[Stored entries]
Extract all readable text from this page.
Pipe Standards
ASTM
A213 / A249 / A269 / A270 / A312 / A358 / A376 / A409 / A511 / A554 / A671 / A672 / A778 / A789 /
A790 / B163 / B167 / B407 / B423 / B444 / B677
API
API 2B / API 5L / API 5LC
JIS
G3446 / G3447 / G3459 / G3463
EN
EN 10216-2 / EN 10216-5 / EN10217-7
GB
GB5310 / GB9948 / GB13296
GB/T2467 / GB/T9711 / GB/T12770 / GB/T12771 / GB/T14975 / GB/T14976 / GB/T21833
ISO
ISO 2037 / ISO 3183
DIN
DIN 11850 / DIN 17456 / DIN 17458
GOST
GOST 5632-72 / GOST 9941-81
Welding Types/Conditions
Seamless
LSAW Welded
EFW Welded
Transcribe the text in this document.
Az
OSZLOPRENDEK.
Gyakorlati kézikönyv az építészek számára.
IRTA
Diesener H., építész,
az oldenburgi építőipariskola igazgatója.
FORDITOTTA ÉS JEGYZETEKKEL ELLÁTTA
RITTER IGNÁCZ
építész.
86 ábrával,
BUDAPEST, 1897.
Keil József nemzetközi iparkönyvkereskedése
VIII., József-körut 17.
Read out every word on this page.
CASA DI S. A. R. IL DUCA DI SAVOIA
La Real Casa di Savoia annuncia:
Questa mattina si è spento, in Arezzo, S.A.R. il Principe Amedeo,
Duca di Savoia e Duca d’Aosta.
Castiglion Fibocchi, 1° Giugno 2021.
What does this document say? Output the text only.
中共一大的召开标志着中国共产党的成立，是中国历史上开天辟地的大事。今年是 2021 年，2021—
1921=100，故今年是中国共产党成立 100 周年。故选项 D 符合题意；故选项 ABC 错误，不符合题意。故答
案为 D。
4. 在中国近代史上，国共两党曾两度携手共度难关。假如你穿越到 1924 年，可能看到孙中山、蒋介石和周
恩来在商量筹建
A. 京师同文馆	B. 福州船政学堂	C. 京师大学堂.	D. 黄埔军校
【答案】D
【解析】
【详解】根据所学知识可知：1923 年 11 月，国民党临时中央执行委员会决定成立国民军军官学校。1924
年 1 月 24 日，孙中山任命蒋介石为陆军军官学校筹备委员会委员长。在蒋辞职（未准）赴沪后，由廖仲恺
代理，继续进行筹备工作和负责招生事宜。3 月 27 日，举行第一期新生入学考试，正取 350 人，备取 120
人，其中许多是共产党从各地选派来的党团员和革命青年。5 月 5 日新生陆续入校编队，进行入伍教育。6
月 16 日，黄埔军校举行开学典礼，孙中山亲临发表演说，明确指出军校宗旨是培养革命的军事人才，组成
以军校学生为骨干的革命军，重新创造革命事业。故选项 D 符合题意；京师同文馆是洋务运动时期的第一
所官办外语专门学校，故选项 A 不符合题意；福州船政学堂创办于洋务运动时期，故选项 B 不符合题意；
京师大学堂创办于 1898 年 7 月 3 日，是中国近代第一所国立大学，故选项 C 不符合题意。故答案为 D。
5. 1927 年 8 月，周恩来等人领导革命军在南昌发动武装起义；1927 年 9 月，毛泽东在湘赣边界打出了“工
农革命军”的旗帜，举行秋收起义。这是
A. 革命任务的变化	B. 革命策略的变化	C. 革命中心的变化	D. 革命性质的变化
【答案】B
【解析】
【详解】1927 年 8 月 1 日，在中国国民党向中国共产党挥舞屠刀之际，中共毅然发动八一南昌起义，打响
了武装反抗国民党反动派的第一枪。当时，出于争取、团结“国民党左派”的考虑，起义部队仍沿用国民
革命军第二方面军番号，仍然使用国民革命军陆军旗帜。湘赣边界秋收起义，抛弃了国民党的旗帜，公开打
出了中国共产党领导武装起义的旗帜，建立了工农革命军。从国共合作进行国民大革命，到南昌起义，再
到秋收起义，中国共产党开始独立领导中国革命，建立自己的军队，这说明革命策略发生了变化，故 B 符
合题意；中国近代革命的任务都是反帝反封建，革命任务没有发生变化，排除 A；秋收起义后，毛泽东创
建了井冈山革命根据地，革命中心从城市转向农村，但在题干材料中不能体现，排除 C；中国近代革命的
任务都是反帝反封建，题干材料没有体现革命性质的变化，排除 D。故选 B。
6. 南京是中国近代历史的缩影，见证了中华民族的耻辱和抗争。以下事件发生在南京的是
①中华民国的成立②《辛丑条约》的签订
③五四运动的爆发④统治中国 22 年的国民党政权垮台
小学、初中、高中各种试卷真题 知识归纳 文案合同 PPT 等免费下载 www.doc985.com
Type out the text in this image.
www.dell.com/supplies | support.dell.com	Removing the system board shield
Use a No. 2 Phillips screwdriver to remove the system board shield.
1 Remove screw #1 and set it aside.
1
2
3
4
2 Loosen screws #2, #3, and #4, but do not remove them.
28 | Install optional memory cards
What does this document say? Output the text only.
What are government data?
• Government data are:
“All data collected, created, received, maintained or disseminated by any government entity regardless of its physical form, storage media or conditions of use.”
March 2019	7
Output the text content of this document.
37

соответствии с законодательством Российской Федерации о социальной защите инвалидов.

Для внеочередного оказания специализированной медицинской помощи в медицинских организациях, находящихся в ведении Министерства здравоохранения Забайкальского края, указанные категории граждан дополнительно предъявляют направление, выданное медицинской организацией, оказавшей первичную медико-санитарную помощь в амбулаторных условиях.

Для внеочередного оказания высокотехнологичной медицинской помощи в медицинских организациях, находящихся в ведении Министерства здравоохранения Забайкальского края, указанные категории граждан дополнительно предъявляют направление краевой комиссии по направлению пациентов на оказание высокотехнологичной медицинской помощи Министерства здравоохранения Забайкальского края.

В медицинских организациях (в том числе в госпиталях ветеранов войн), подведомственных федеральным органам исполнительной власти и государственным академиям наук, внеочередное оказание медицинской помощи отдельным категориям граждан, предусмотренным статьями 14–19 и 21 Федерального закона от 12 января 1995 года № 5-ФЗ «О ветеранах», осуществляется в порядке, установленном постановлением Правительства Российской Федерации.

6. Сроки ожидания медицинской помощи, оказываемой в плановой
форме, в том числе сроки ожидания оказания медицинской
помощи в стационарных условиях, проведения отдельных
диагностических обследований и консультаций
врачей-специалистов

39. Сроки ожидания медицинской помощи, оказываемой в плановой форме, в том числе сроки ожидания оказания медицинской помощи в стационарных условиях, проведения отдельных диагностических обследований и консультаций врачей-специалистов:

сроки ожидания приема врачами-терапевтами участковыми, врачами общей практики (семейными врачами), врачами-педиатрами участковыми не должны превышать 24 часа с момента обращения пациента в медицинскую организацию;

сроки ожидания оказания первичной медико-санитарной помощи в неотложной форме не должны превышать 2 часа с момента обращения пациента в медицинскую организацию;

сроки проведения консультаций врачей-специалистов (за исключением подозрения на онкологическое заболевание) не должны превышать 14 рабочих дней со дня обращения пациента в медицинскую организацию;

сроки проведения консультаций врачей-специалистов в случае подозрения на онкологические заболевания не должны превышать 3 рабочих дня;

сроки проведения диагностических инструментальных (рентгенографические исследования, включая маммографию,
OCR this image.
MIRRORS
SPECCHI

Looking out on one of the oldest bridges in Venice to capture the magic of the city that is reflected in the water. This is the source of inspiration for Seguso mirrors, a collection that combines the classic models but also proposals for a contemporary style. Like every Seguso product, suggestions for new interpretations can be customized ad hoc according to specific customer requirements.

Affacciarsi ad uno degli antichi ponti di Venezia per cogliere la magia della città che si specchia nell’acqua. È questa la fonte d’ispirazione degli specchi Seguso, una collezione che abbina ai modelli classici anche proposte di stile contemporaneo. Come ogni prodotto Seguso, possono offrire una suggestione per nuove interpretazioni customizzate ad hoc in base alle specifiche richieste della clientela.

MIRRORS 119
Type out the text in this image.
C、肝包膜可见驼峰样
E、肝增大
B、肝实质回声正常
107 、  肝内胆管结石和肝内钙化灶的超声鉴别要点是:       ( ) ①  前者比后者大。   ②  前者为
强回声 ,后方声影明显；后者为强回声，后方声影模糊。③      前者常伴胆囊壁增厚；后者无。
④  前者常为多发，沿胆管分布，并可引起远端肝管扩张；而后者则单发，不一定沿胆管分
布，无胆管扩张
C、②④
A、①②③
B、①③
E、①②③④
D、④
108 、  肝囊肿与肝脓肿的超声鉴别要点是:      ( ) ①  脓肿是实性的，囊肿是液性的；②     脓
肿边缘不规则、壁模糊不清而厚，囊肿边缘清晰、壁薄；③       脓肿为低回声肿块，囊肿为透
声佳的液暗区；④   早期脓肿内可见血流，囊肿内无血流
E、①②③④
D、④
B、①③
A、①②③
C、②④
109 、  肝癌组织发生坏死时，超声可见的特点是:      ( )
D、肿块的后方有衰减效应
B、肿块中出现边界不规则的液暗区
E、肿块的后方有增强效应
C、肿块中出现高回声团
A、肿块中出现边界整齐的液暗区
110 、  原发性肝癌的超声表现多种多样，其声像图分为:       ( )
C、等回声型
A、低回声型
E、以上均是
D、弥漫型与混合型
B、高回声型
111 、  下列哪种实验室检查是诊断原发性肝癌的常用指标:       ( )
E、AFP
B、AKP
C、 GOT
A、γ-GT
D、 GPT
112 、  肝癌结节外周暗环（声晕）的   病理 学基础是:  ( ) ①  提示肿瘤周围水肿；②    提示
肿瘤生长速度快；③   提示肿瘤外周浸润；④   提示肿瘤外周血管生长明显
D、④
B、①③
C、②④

§ **TO BE DONE**
Going over the lines above, work out how many include "медицинскую", then give only that number.

§ **SOLUTION BELOW**
3